--- begin ---

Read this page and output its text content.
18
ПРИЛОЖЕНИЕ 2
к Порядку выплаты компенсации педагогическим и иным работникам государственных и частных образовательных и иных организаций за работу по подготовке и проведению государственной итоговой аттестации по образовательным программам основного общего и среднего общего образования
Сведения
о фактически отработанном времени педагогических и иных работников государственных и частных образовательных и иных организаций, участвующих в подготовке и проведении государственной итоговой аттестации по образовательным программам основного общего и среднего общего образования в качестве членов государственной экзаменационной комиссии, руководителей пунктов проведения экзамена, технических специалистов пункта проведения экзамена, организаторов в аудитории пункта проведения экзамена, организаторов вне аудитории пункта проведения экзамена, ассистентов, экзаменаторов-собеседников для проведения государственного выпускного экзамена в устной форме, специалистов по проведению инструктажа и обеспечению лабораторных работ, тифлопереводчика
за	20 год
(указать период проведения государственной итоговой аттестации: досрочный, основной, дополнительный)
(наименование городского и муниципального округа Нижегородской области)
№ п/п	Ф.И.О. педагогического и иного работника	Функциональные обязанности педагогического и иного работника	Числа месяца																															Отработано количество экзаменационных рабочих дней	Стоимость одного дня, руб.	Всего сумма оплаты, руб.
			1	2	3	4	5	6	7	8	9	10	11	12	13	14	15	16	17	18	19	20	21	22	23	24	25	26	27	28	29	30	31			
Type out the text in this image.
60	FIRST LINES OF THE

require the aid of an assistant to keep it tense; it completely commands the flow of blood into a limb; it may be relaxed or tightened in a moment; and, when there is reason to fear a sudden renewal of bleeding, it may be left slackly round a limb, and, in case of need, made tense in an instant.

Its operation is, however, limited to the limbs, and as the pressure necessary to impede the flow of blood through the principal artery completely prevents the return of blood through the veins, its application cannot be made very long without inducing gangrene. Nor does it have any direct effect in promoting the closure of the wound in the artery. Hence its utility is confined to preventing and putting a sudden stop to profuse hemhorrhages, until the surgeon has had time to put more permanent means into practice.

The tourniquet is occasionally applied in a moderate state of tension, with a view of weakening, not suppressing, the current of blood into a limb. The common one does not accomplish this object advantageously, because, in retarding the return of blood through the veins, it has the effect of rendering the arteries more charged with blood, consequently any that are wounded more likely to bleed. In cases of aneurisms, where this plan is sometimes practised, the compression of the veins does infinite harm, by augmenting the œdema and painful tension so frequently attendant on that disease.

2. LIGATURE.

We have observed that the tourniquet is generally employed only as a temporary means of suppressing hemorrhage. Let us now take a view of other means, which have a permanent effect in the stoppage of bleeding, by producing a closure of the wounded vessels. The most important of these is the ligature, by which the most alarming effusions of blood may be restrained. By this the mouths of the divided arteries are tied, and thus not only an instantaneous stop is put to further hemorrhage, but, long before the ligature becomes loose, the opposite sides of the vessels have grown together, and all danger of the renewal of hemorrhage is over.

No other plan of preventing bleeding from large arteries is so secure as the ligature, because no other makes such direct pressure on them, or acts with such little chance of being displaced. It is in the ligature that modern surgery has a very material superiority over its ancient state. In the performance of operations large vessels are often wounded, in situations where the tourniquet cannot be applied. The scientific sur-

--- end ---

» Task statement: Gather up the lines that contain the word "text".

» Written response:
Read this page and output its text content.
Type out the text in this image.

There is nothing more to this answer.